-- Brief --
In the material below, find how many lines contain the string "Усть". Write only that number.

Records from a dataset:
- - - -
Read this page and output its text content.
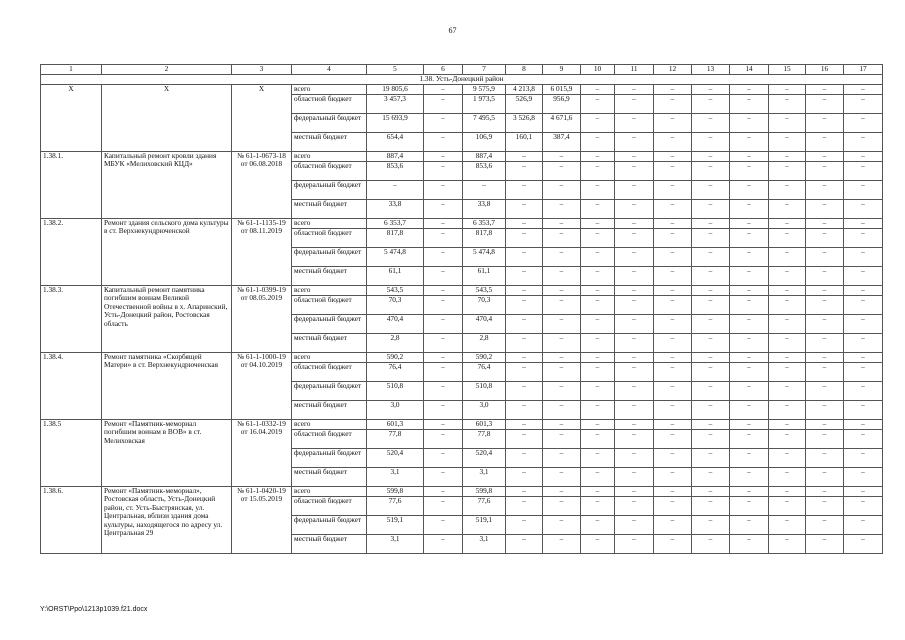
67
1	2	3	4	5	6	7	8	9	10	11	12	13	14	15	16	17
1.38. Усть-Донецкий район																
Х	Х	Х	всего	19 805,6	–	9 575,9	4 213,8	6 015,9	–	–	–	–	–	–	–	–
			областной бюджет	3 457,3	–	1 973,5	526,9	956,9	–	–	–	–	–	–	–	–
			федеральный бюджет	15 693,9	–	7 495,5	3 526,8	4 671,6	–	–	–	–	–	–	–	–
			местный бюджет	654,4	–	106,9	160,1	387,4	–	–	–	–	–	–	–	–
1.38.1.	Капитальный ремонт кровли здания МБУК «Мелиховский КЦД»	№ 61-1-0673-18 от 06.08.2018	всего	887,4	–	887,4	–	–	–	–	–	–	–	–	–	–
			областной бюджет	853,6	–	853,6	–	–	–	–	–	–	–	–	–	–
			федеральный бюджет	–	–	–	–	–	–	–	–	–	–	–	–	–
			местный бюджет	33,8	–	33,8	–	–	–	–	–	–	–	–	–	–
1.38.2.	Ремонт здания сельского дома культуры в ст. Верхнекундрюченской	№ 61-1-1135-19 от 08.11.2019	всего	6 353,7	–	6 353,7	–	–	–	–	–	–	–	–	–	–
			областной бюджет	817,8	–	817,8	–	–	–	–	–	–	–	–	–	–
			федеральный бюджет	5 474,8	–	5 474,8	–	–	–	–	–	–	–	–	–	–
			местный бюджет	61,1	–	61,1	–	–	–	–	–	–	–	–	–	–
1.38.3.	Капитальный ремонт памятника погибшим воинам Великой Отечественной войны в х. Апаринский, Усть-Донецкий район, Ростовская область	№ 61-1-0399-19 от 08.05.2019	всего	543,5	–	543,5	–	–	–	–	–	–	–	–	–	–
			областной бюджет	70,3	–	70,3	–	–	–	–	–	–	–	–	–	–
			федеральный бюджет	470,4	–	470,4	–	–	–	–	–	–	–	–	–	–
			местный бюджет	2,8	–	2,8	–	–	–	–	–	–	–	–	–	–
1.38.4.	Ремонт памятника «Скорбящей Матери» в ст. Верхнекундрюченская	№ 61-1-1000-19 от 04.10.2019	всего	590,2	–	590,2	–	–	–	–	–	–	–	–	–	–
			областной бюджет	76,4	–	76,4	–	–	–	–	–	–	–	–	–	–
			федеральный бюджет	510,8	–	510,8	–	–	–	–	–	–	–	–	–	–
			местный бюджет	3,0	–	3,0	–	–	–	–	–	–	–	–	–	–
1.38.5	Ремонт «Памятник-мемориал погибшим воинам в ВОВ» в ст. Мелиховская	№ 61-1-0332-19 от 16.04.2019	всего	601,3	–	601,3	–	–	–	–	–	–	–	–	–	–
			областной бюджет	77,8	–	77,8	–	–	–	–	–	–	–	–	–	–
			федеральный бюджет	520,4	–	520,4	–	–	–	–	–	–	–	–	–	–
			местный бюджет	3,1	–	3,1	–	–	–	–	–	–	–	–	–	–
1.38.6.	Ремонт «Памятник-мемориал», Ростовская область, Усть-Донецкий район, ст. Усть-Быстрянская, ул. Центральная, вблизи здания дома культуры, находящегося по адресу ул. Центральная 29	№ 61-1-0420-19 от 15.05.2019	всего	599,8	–	599,8	–	–	–	–	–	–	–	–	–	–
			областной бюджет	77,6	–	77,6	–	–	–	–	–	–	–	–	–	–
			федеральный бюджет	519,1	–	519,1	–	–	–	–	–	–	–	–	–	–
			местный бюджет	3,1	–	3,1	–	–	–	–	–	–	–	–	–	–
Y:\ORST\Ppo\1213p1039.f21.docx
- - - -
-- The solution --
3